(Extracted records)

# # #

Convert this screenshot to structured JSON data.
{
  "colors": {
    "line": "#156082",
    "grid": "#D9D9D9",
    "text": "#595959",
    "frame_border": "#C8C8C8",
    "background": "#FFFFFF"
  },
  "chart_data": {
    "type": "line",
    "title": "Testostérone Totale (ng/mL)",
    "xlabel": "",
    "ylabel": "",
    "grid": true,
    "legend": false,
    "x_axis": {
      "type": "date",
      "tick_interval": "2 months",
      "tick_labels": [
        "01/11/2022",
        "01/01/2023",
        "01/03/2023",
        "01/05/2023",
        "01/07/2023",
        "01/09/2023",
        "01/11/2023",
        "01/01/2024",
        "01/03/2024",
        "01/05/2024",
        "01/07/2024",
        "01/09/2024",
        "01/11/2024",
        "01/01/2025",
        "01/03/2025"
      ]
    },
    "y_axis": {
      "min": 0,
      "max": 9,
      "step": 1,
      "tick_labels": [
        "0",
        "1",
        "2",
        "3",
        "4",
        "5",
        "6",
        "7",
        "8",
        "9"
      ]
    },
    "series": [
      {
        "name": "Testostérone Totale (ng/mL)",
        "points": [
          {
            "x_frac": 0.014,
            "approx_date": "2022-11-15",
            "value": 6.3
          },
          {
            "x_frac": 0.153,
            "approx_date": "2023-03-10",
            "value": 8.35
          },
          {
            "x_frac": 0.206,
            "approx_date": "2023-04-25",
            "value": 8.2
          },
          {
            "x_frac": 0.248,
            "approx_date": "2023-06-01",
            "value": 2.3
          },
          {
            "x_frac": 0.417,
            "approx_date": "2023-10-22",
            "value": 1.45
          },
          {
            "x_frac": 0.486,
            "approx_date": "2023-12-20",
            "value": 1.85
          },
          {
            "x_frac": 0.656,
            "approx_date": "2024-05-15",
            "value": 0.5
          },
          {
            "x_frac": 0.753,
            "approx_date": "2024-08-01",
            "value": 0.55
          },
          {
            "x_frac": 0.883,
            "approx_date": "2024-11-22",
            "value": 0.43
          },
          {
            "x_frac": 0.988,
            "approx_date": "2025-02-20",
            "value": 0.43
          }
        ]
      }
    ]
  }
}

# # #

### What needs to be done
Repeat all the records. Match each line exactly.

### Solution to the problem
Convert this screenshot to structured JSON data.
{
  "colors": {
    "line": "#156082",
    "grid": "#D9D9D9",
    "text": "#595959",
    "frame_border": "#C8C8C8",
    "background": "#FFFFFF"
  },
  "chart_data": {
    "type": "line",
    "title": "Testostérone Totale (ng/mL)",
    "xlabel": "",
    "ylabel": "",
    "grid": true,
    "legend": false,
    "x_axis": {
      "type": "date",
      "tick_interval": "2 months",
      "tick_labels": [
        "01/11/2022",
        "01/01/2023",
        "01/03/2023",
        "01/05/2023",
        "01/07/2023",
        "01/09/2023",
        "01/11/2023",
        "01/01/2024",
        "01/03/2024",
        "01/05/2024",
        "01/07/2024",
        "01/09/2024",
        "01/11/2024",
        "01/01/2025",
        "01/03/2025"
      ]
    },
    "y_axis": {
      "min": 0,
      "max": 9,
      "step": 1,
      "tick_labels": [
        "0",
        "1",
        "2",
        "3",
        "4",
        "5",
        "6",
        "7",
        "8",
        "9"
      ]
    },
    "series": [
      {
        "name": "Testostérone Totale (ng/mL)",
        "points": [
          {
            "x_frac": 0.014,
            "approx_date": "2022-11-15",
            "value": 6.3
          },
          {
            "x_frac": 0.153,
            "approx_date": "2023-03-10",
            "value": 8.35
          },
          {
            "x_frac": 0.206,
            "approx_date": "2023-04-25",
            "value": 8.2
          },
          {
            "x_frac": 0.248,
            "approx_date": "2023-06-01",
            "value": 2.3
          },
          {
            "x_frac": 0.417,
            "approx_date": "2023-10-22",
            "value": 1.45
          },
          {
            "x_frac": 0.486,
            "approx_date": "2023-12-20",
            "value": 1.85
          },
          {
            "x_frac": 0.656,
            "approx_date": "2024-05-15",
            "value": 0.5
          },
          {
            "x_frac": 0.753,
            "approx_date": "2024-08-01",
            "value": 0.55
          },
          {
            "x_frac": 0.883,
            "approx_date": "2024-11-22",
            "value": 0.43
          },
          {
            "x_frac": 0.988,
            "approx_date": "2025-02-20",
            "value": 0.43
          }
        ]
      }
    ]
  }
}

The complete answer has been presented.